* DATA FOR PROCESSING *
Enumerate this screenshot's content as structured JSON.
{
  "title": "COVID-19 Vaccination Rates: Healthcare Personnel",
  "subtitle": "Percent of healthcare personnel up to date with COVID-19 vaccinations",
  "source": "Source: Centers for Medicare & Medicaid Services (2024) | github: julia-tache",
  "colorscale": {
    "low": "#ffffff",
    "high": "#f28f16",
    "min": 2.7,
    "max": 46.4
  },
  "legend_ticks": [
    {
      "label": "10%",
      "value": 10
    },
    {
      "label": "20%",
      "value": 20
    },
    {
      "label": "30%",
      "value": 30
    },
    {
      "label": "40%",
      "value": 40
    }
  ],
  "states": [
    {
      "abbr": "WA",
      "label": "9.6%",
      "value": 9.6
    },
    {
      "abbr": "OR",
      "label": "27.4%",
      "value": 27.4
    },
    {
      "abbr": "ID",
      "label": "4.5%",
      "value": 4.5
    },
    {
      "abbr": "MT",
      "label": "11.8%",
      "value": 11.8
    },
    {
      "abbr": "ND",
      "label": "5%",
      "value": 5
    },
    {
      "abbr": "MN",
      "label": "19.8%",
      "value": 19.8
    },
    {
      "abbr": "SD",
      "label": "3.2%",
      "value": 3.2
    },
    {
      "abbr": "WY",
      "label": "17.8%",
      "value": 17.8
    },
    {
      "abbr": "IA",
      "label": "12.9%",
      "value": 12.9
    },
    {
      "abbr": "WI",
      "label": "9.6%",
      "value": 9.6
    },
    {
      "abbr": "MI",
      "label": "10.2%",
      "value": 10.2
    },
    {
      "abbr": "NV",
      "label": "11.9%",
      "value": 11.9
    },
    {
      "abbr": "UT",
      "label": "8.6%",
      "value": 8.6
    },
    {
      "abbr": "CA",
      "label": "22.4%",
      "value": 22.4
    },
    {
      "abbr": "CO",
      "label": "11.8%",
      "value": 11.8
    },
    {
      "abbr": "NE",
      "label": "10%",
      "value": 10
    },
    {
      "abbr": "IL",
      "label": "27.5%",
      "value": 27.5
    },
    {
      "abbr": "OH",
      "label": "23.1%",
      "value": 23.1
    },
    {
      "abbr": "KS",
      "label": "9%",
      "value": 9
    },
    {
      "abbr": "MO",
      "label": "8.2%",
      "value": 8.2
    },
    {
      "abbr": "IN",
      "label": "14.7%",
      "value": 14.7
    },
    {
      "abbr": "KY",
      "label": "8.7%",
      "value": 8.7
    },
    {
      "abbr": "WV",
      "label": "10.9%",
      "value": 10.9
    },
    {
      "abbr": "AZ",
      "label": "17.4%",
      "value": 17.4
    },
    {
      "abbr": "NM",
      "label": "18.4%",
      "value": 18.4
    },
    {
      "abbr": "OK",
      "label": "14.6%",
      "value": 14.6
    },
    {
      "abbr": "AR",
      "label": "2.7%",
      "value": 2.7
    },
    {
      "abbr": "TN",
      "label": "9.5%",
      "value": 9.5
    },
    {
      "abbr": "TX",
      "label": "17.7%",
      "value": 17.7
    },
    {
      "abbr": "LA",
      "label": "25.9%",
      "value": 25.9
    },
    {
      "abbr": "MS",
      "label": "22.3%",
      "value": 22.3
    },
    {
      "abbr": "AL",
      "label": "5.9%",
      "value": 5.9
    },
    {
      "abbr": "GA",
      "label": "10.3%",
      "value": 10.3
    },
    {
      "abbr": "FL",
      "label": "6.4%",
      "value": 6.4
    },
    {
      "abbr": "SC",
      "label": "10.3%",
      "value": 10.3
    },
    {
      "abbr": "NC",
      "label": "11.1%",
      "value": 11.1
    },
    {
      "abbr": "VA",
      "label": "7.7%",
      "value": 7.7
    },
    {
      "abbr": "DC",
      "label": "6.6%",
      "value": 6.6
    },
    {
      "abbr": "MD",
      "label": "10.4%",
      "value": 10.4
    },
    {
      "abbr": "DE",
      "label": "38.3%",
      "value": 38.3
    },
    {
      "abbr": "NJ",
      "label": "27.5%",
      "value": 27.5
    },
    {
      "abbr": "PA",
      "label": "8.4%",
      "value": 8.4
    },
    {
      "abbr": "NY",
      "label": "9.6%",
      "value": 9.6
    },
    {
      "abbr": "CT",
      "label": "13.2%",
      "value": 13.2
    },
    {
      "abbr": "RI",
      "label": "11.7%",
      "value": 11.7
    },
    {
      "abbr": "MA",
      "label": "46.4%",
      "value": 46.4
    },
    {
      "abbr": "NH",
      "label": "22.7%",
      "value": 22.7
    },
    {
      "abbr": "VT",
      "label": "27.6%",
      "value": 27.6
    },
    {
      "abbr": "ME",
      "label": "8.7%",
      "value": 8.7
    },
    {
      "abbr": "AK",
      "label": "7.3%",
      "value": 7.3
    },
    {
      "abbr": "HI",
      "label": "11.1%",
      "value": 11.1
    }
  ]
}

* TASK TO CARRY OUT *
Output the complete data exactly as written.

* ANSWER TO THE PROBLEM *
Enumerate this screenshot's content as structured JSON.
{
  "title": "COVID-19 Vaccination Rates: Healthcare Personnel",
  "subtitle": "Percent of healthcare personnel up to date with COVID-19 vaccinations",
  "source": "Source: Centers for Medicare & Medicaid Services (2024) | github: julia-tache",
  "colorscale": {
    "low": "#ffffff",
    "high": "#f28f16",
    "min": 2.7,
    "max": 46.4
  },
  "legend_ticks": [
    {
      "label": "10%",
      "value": 10
    },
    {
      "label": "20%",
      "value": 20
    },
    {
      "label": "30%",
      "value": 30
    },
    {
      "label": "40%",
      "value": 40
    }
  ],
  "states": [
    {
      "abbr": "WA",
      "label": "9.6%",
      "value": 9.6
    },
    {
      "abbr": "OR",
      "label": "27.4%",
      "value": 27.4
    },
    {
      "abbr": "ID",
      "label": "4.5%",
      "value": 4.5
    },
    {
      "abbr": "MT",
      "label": "11.8%",
      "value": 11.8
    },
    {
      "abbr": "ND",
      "label": "5%",
      "value": 5
    },
    {
      "abbr": "MN",
      "label": "19.8%",
      "value": 19.8
    },
    {
      "abbr": "SD",
      "label": "3.2%",
      "value": 3.2
    },
    {
      "abbr": "WY",
      "label": "17.8%",
      "value": 17.8
    },
    {
      "abbr": "IA",
      "label": "12.9%",
      "value": 12.9
    },
    {
      "abbr": "WI",
      "label": "9.6%",
      "value": 9.6
    },
    {
      "abbr": "MI",
      "label": "10.2%",
      "value": 10.2
    },
    {
      "abbr": "NV",
      "label": "11.9%",
      "value": 11.9
    },
    {
      "abbr": "UT",
      "label": "8.6%",
      "value": 8.6
    },
    {
      "abbr": "CA",
      "label": "22.4%",
      "value": 22.4
    },
    {
      "abbr": "CO",
      "label": "11.8%",
      "value": 11.8
    },
    {
      "abbr": "NE",
      "label": "10%",
      "value": 10
    },
    {
      "abbr": "IL",
      "label": "27.5%",
      "value": 27.5
    },
    {
      "abbr": "OH",
      "label": "23.1%",
      "value": 23.1
    },
    {
      "abbr": "KS",
      "label": "9%",
      "value": 9
    },
    {
      "abbr": "MO",
      "label": "8.2%",
      "value": 8.2
    },
    {
      "abbr": "IN",
      "label": "14.7%",
      "value": 14.7
    },
    {
      "abbr": "KY",
      "label": "8.7%",
      "value": 8.7
    },
    {
      "abbr": "WV",
      "label": "10.9%",
      "value": 10.9
    },
    {
      "abbr": "AZ",
      "label": "17.4%",
      "value": 17.4
    },
    {
      "abbr": "NM",
      "label": "18.4%",
      "value": 18.4
    },
    {
      "abbr": "OK",
      "label": "14.6%",
      "value": 14.6
    },
    {
      "abbr": "AR",
      "label": "2.7%",
      "value": 2.7
    },
    {
      "abbr": "TN",
      "label": "9.5%",
      "value": 9.5
    },
    {
      "abbr": "TX",
      "label": "17.7%",
      "value": 17.7
    },
    {
      "abbr": "LA",
      "label": "25.9%",
      "value": 25.9
    },
    {
      "abbr": "MS",
      "label": "22.3%",
      "value": 22.3
    },
    {
      "abbr": "AL",
      "label": "5.9%",
      "value": 5.9
    },
    {
      "abbr": "GA",
      "label": "10.3%",
      "value": 10.3
    },
    {
      "abbr": "FL",
      "label": "6.4%",
      "value": 6.4
    },
    {
      "abbr": "SC",
      "label": "10.3%",
      "value": 10.3
    },
    {
      "abbr": "NC",
      "label": "11.1%",
      "value": 11.1
    },
    {
      "abbr": "VA",
      "label": "7.7%",
      "value": 7.7
    },
    {
      "abbr": "DC",
      "label": "6.6%",
      "value": 6.6
    },
    {
      "abbr": "MD",
      "label": "10.4%",
      "value": 10.4
    },
    {
      "abbr": "DE",
      "label": "38.3%",
      "value": 38.3
    },
    {
      "abbr": "NJ",
      "label": "27.5%",
      "value": 27.5
    },
    {
      "abbr": "PA",
      "label": "8.4%",
      "value": 8.4
    },
    {
      "abbr": "NY",
      "label": "9.6%",
      "value": 9.6
    },
    {
      "abbr": "CT",
      "label": "13.2%",
      "value": 13.2
    },
    {
      "abbr": "RI",
      "label": "11.7%",
      "value": 11.7
    },
    {
      "abbr": "MA",
      "label": "46.4%",
      "value": 46.4
    },
    {
      "abbr": "NH",
      "label": "22.7%",
      "value": 22.7
    },
    {
      "abbr": "VT",
      "label": "27.6%",
      "value": 27.6
    },
    {
      "abbr": "ME",
      "label": "8.7%",
      "value": 8.7
    },
    {
      "abbr": "AK",
      "label": "7.3%",
      "value": 7.3
    },
    {
      "abbr": "HI",
      "label": "11.1%",
      "value": 11.1
    }
  ]
}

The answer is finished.